# Listed records start

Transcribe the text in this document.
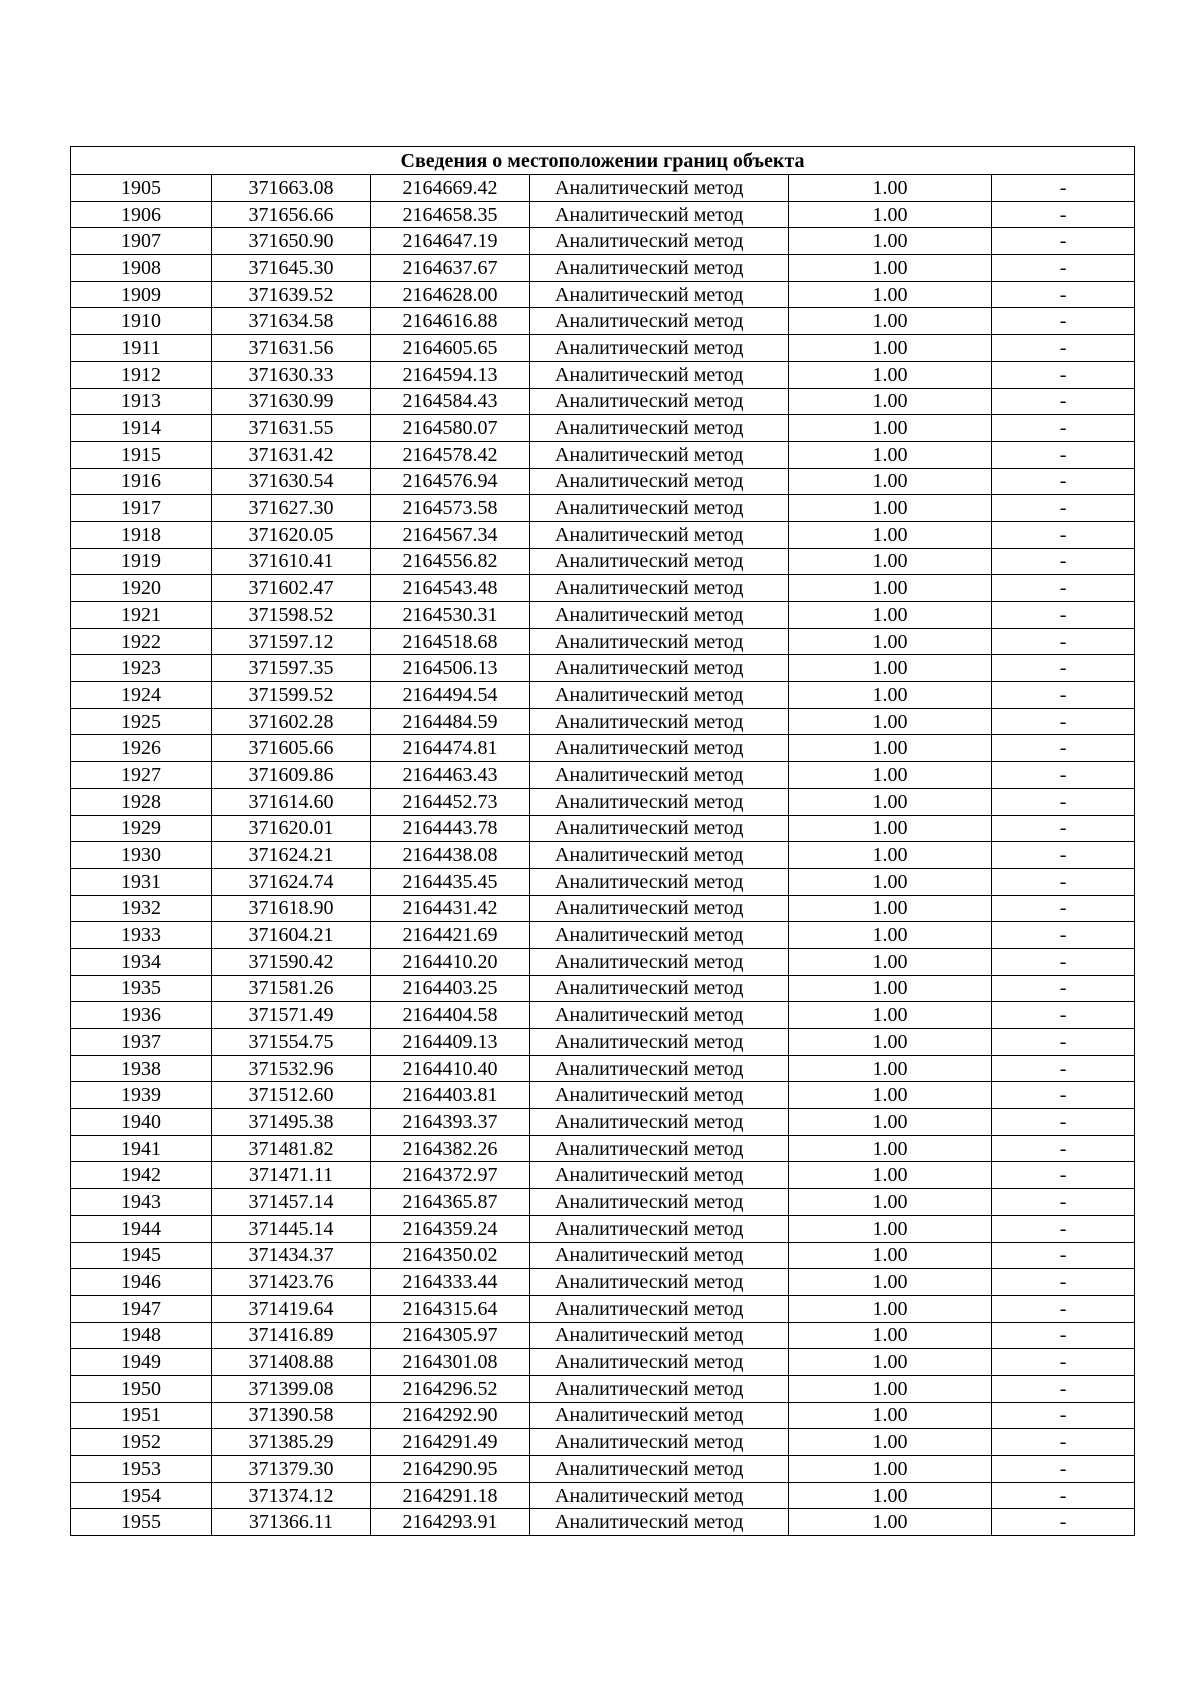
Сведения о местоположении границ объекта					
1905	371663.08	2164669.42	Аналитический метод	1.00	-
1906	371656.66	2164658.35	Аналитический метод	1.00	-
1907	371650.90	2164647.19	Аналитический метод	1.00	-
1908	371645.30	2164637.67	Аналитический метод	1.00	-
1909	371639.52	2164628.00	Аналитический метод	1.00	-
1910	371634.58	2164616.88	Аналитический метод	1.00	-
1911	371631.56	2164605.65	Аналитический метод	1.00	-
1912	371630.33	2164594.13	Аналитический метод	1.00	-
1913	371630.99	2164584.43	Аналитический метод	1.00	-
1914	371631.55	2164580.07	Аналитический метод	1.00	-
1915	371631.42	2164578.42	Аналитический метод	1.00	-
1916	371630.54	2164576.94	Аналитический метод	1.00	-
1917	371627.30	2164573.58	Аналитический метод	1.00	-
1918	371620.05	2164567.34	Аналитический метод	1.00	-
1919	371610.41	2164556.82	Аналитический метод	1.00	-
1920	371602.47	2164543.48	Аналитический метод	1.00	-
1921	371598.52	2164530.31	Аналитический метод	1.00	-
1922	371597.12	2164518.68	Аналитический метод	1.00	-
1923	371597.35	2164506.13	Аналитический метод	1.00	-
1924	371599.52	2164494.54	Аналитический метод	1.00	-
1925	371602.28	2164484.59	Аналитический метод	1.00	-
1926	371605.66	2164474.81	Аналитический метод	1.00	-
1927	371609.86	2164463.43	Аналитический метод	1.00	-
1928	371614.60	2164452.73	Аналитический метод	1.00	-
1929	371620.01	2164443.78	Аналитический метод	1.00	-
1930	371624.21	2164438.08	Аналитический метод	1.00	-
1931	371624.74	2164435.45	Аналитический метод	1.00	-
1932	371618.90	2164431.42	Аналитический метод	1.00	-
1933	371604.21	2164421.69	Аналитический метод	1.00	-
1934	371590.42	2164410.20	Аналитический метод	1.00	-
1935	371581.26	2164403.25	Аналитический метод	1.00	-
1936	371571.49	2164404.58	Аналитический метод	1.00	-
1937	371554.75	2164409.13	Аналитический метод	1.00	-
1938	371532.96	2164410.40	Аналитический метод	1.00	-
1939	371512.60	2164403.81	Аналитический метод	1.00	-
1940	371495.38	2164393.37	Аналитический метод	1.00	-
1941	371481.82	2164382.26	Аналитический метод	1.00	-
1942	371471.11	2164372.97	Аналитический метод	1.00	-
1943	371457.14	2164365.87	Аналитический метод	1.00	-
1944	371445.14	2164359.24	Аналитический метод	1.00	-
1945	371434.37	2164350.02	Аналитический метод	1.00	-
1946	371423.76	2164333.44	Аналитический метод	1.00	-
1947	371419.64	2164315.64	Аналитический метод	1.00	-
1948	371416.89	2164305.97	Аналитический метод	1.00	-
1949	371408.88	2164301.08	Аналитический метод	1.00	-
1950	371399.08	2164296.52	Аналитический метод	1.00	-
1951	371390.58	2164292.90	Аналитический метод	1.00	-
1952	371385.29	2164291.49	Аналитический метод	1.00	-
1953	371379.30	2164290.95	Аналитический метод	1.00	-
1954	371374.12	2164291.18	Аналитический метод	1.00	-
1955	371366.11	2164293.91	Аналитический метод	1.00	-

# Listed records end

Given instruction — Transcribe the material exactly, leaving every picture out.

Result of the exercise —
Transcribe the text in this document.
Сведения о местоположении границ объекта					
1905	371663.08	2164669.42	Аналитический метод	1.00	-
1906	371656.66	2164658.35	Аналитический метод	1.00	-
1907	371650.90	2164647.19	Аналитический метод	1.00	-
1908	371645.30	2164637.67	Аналитический метод	1.00	-
1909	371639.52	2164628.00	Аналитический метод	1.00	-
1910	371634.58	2164616.88	Аналитический метод	1.00	-
1911	371631.56	2164605.65	Аналитический метод	1.00	-
1912	371630.33	2164594.13	Аналитический метод	1.00	-
1913	371630.99	2164584.43	Аналитический метод	1.00	-
1914	371631.55	2164580.07	Аналитический метод	1.00	-
1915	371631.42	2164578.42	Аналитический метод	1.00	-
1916	371630.54	2164576.94	Аналитический метод	1.00	-
1917	371627.30	2164573.58	Аналитический метод	1.00	-
1918	371620.05	2164567.34	Аналитический метод	1.00	-
1919	371610.41	2164556.82	Аналитический метод	1.00	-
1920	371602.47	2164543.48	Аналитический метод	1.00	-
1921	371598.52	2164530.31	Аналитический метод	1.00	-
1922	371597.12	2164518.68	Аналитический метод	1.00	-
1923	371597.35	2164506.13	Аналитический метод	1.00	-
1924	371599.52	2164494.54	Аналитический метод	1.00	-
1925	371602.28	2164484.59	Аналитический метод	1.00	-
1926	371605.66	2164474.81	Аналитический метод	1.00	-
1927	371609.86	2164463.43	Аналитический метод	1.00	-
1928	371614.60	2164452.73	Аналитический метод	1.00	-
1929	371620.01	2164443.78	Аналитический метод	1.00	-
1930	371624.21	2164438.08	Аналитический метод	1.00	-
1931	371624.74	2164435.45	Аналитический метод	1.00	-
1932	371618.90	2164431.42	Аналитический метод	1.00	-
1933	371604.21	2164421.69	Аналитический метод	1.00	-
1934	371590.42	2164410.20	Аналитический метод	1.00	-
1935	371581.26	2164403.25	Аналитический метод	1.00	-
1936	371571.49	2164404.58	Аналитический метод	1.00	-
1937	371554.75	2164409.13	Аналитический метод	1.00	-
1938	371532.96	2164410.40	Аналитический метод	1.00	-
1939	371512.60	2164403.81	Аналитический метод	1.00	-
1940	371495.38	2164393.37	Аналитический метод	1.00	-
1941	371481.82	2164382.26	Аналитический метод	1.00	-
1942	371471.11	2164372.97	Аналитический метод	1.00	-
1943	371457.14	2164365.87	Аналитический метод	1.00	-
1944	371445.14	2164359.24	Аналитический метод	1.00	-
1945	371434.37	2164350.02	Аналитический метод	1.00	-
1946	371423.76	2164333.44	Аналитический метод	1.00	-
1947	371419.64	2164315.64	Аналитический метод	1.00	-
1948	371416.89	2164305.97	Аналитический метод	1.00	-
1949	371408.88	2164301.08	Аналитический метод	1.00	-
1950	371399.08	2164296.52	Аналитический метод	1.00	-
1951	371390.58	2164292.90	Аналитический метод	1.00	-
1952	371385.29	2164291.49	Аналитический метод	1.00	-
1953	371379.30	2164290.95	Аналитический метод	1.00	-
1954	371374.12	2164291.18	Аналитический метод	1.00	-
1955	371366.11	2164293.91	Аналитический метод	1.00	-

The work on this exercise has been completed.